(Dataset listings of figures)
•••••
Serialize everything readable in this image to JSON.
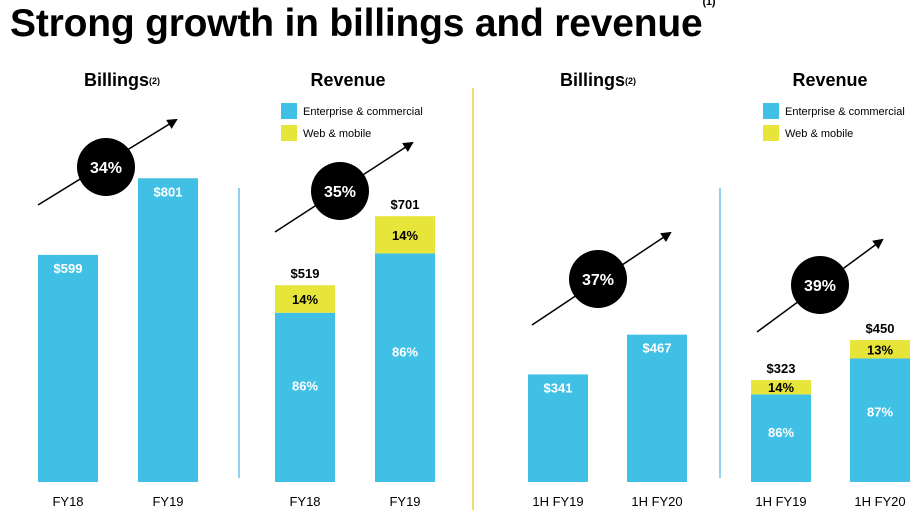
{
  "title": "Strong growth in billings and revenue",
  "title_footnote": "(1)",
  "colors": {
    "enterprise": "#41c0e6",
    "web": "#e8e53a",
    "divider_blue": "#6cc4e6",
    "divider_yellow": "#f2cf3a",
    "circle": "#000000",
    "text": "#000000"
  },
  "legend": {
    "enterprise": "Enterprise & commercial",
    "web": "Web & mobile"
  },
  "chart_data": [
    {
      "type": "bar",
      "title": "Billings",
      "title_footnote": "(2)",
      "categories": [
        "FY18",
        "FY19"
      ],
      "values": [
        599,
        801
      ],
      "value_labels": [
        "$599",
        "$801"
      ],
      "growth_label": "34%",
      "ylim": [
        0,
        850
      ]
    },
    {
      "type": "bar",
      "stacked": true,
      "title": "Revenue",
      "categories": [
        "FY18",
        "FY19"
      ],
      "totals": [
        519,
        701
      ],
      "total_labels": [
        "$519",
        "$701"
      ],
      "series": [
        {
          "name": "Enterprise & commercial",
          "share_pct": [
            86,
            86
          ],
          "labels": [
            "86%",
            "86%"
          ]
        },
        {
          "name": "Web & mobile",
          "share_pct": [
            14,
            14
          ],
          "labels": [
            "14%",
            "14%"
          ]
        }
      ],
      "growth_label": "35%",
      "ylim": [
        0,
        850
      ]
    },
    {
      "type": "bar",
      "title": "Billings",
      "title_footnote": "(2)",
      "categories": [
        "1H FY19",
        "1H FY20"
      ],
      "values": [
        341,
        467
      ],
      "value_labels": [
        "$341",
        "$467"
      ],
      "growth_label": "37%",
      "ylim": [
        0,
        605
      ]
    },
    {
      "type": "bar",
      "stacked": true,
      "title": "Revenue",
      "categories": [
        "1H FY19",
        "1H FY20"
      ],
      "totals": [
        323,
        450
      ],
      "total_labels": [
        "$323",
        "$450"
      ],
      "series": [
        {
          "name": "Enterprise & commercial",
          "share_pct": [
            86,
            87
          ],
          "labels": [
            "86%",
            "87%"
          ]
        },
        {
          "name": "Web & mobile",
          "share_pct": [
            14,
            13
          ],
          "labels": [
            "14%",
            "13%"
          ]
        }
      ],
      "growth_label": "39%",
      "ylim": [
        0,
        605
      ]
    }
  ]
}
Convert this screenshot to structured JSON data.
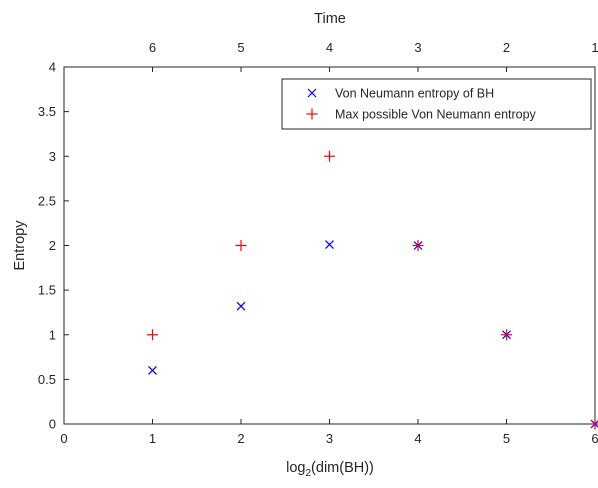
{
  "chart_data": {
    "type": "scatter",
    "title": "",
    "xlabel": "log",
    "xlabel_subscript": "2",
    "xlabel_suffix": "(dim(BH))",
    "ylabel": "Entropy",
    "top_xlabel": "Time",
    "xlim": [
      0,
      6
    ],
    "ylim": [
      0,
      4
    ],
    "x_ticks": [
      0,
      1,
      2,
      3,
      4,
      5,
      6
    ],
    "x_tick_labels": [
      "0",
      "1",
      "2",
      "3",
      "4",
      "5",
      "6"
    ],
    "y_ticks": [
      0,
      0.5,
      1,
      1.5,
      2,
      2.5,
      3,
      3.5,
      4
    ],
    "y_tick_labels": [
      "0",
      "0.5",
      "1",
      "1.5",
      "2",
      "2.5",
      "3",
      "3.5",
      "4"
    ],
    "top_ticks": [
      1,
      2,
      3,
      4,
      5,
      6
    ],
    "top_tick_labels": [
      "6",
      "5",
      "4",
      "3",
      "2",
      "1"
    ],
    "grid": false,
    "legend_position": "top-right",
    "series": [
      {
        "name": "Von Neumann entropy of BH",
        "marker": "x",
        "color": "#0000ff",
        "x": [
          1,
          2,
          3,
          4,
          5,
          6
        ],
        "y": [
          0.6,
          1.32,
          2.01,
          2.0,
          1.0,
          0.0
        ]
      },
      {
        "name": "Max possible Von Neumann entropy",
        "marker": "+",
        "color": "#ff0000",
        "x": [
          1,
          2,
          3,
          4,
          5,
          6
        ],
        "y": [
          1,
          2,
          3,
          2,
          1,
          0
        ]
      }
    ]
  }
}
•••••
→ GOAL
Copy all the data exactly as written, but skip any picture.

→ WORKED ANSWER
Serialize everything readable in this image to JSON.
{
  "title": "Strong growth in billings and revenue",
  "title_footnote": "(1)",
  "colors": {
    "enterprise": "#41c0e6",
    "web": "#e8e53a",
    "divider_blue": "#6cc4e6",
    "divider_yellow": "#f2cf3a",
    "circle": "#000000",
    "text": "#000000"
  },
  "legend": {
    "enterprise": "Enterprise & commercial",
    "web": "Web & mobile"
  },
  "chart_data": [
    {
      "type": "bar",
      "title": "Billings",
      "title_footnote": "(2)",
      "categories": [
        "FY18",
        "FY19"
      ],
      "values": [
        599,
        801
      ],
      "value_labels": [
        "$599",
        "$801"
      ],
      "growth_label": "34%",
      "ylim": [
        0,
        850
      ]
    },
    {
      "type": "bar",
      "stacked": true,
      "title": "Revenue",
      "categories": [
        "FY18",
        "FY19"
      ],
      "totals": [
        519,
        701
      ],
      "total_labels": [
        "$519",
        "$701"
      ],
      "series": [
        {
          "name": "Enterprise & commercial",
          "share_pct": [
            86,
            86
          ],
          "labels": [
            "86%",
            "86%"
          ]
        },
        {
          "name": "Web & mobile",
          "share_pct": [
            14,
            14
          ],
          "labels": [
            "14%",
            "14%"
          ]
        }
      ],
      "growth_label": "35%",
      "ylim": [
        0,
        850
      ]
    },
    {
      "type": "bar",
      "title": "Billings",
      "title_footnote": "(2)",
      "categories": [
        "1H FY19",
        "1H FY20"
      ],
      "values": [
        341,
        467
      ],
      "value_labels": [
        "$341",
        "$467"
      ],
      "growth_label": "37%",
      "ylim": [
        0,
        605
      ]
    },
    {
      "type": "bar",
      "stacked": true,
      "title": "Revenue",
      "categories": [
        "1H FY19",
        "1H FY20"
      ],
      "totals": [
        323,
        450
      ],
      "total_labels": [
        "$323",
        "$450"
      ],
      "series": [
        {
          "name": "Enterprise & commercial",
          "share_pct": [
            86,
            87
          ],
          "labels": [
            "86%",
            "87%"
          ]
        },
        {
          "name": "Web & mobile",
          "share_pct": [
            14,
            13
          ],
          "labels": [
            "14%",
            "13%"
          ]
        }
      ],
      "growth_label": "39%",
      "ylim": [
        0,
        605
      ]
    }
  ]
}
Convert this screenshot to structured JSON data.
{
  "chart_data": {
    "type": "scatter",
    "title": "",
    "xlabel": "log",
    "xlabel_subscript": "2",
    "xlabel_suffix": "(dim(BH))",
    "ylabel": "Entropy",
    "top_xlabel": "Time",
    "xlim": [
      0,
      6
    ],
    "ylim": [
      0,
      4
    ],
    "x_ticks": [
      0,
      1,
      2,
      3,
      4,
      5,
      6
    ],
    "x_tick_labels": [
      "0",
      "1",
      "2",
      "3",
      "4",
      "5",
      "6"
    ],
    "y_ticks": [
      0,
      0.5,
      1,
      1.5,
      2,
      2.5,
      3,
      3.5,
      4
    ],
    "y_tick_labels": [
      "0",
      "0.5",
      "1",
      "1.5",
      "2",
      "2.5",
      "3",
      "3.5",
      "4"
    ],
    "top_ticks": [
      1,
      2,
      3,
      4,
      5,
      6
    ],
    "top_tick_labels": [
      "6",
      "5",
      "4",
      "3",
      "2",
      "1"
    ],
    "grid": false,
    "legend_position": "top-right",
    "series": [
      {
        "name": "Von Neumann entropy of BH",
        "marker": "x",
        "color": "#0000ff",
        "x": [
          1,
          2,
          3,
          4,
          5,
          6
        ],
        "y": [
          0.6,
          1.32,
          2.01,
          2.0,
          1.0,
          0.0
        ]
      },
      {
        "name": "Max possible Von Neumann entropy",
        "marker": "+",
        "color": "#ff0000",
        "x": [
          1,
          2,
          3,
          4,
          5,
          6
        ],
        "y": [
          1,
          2,
          3,
          2,
          1,
          0
        ]
      }
    ]
  }
}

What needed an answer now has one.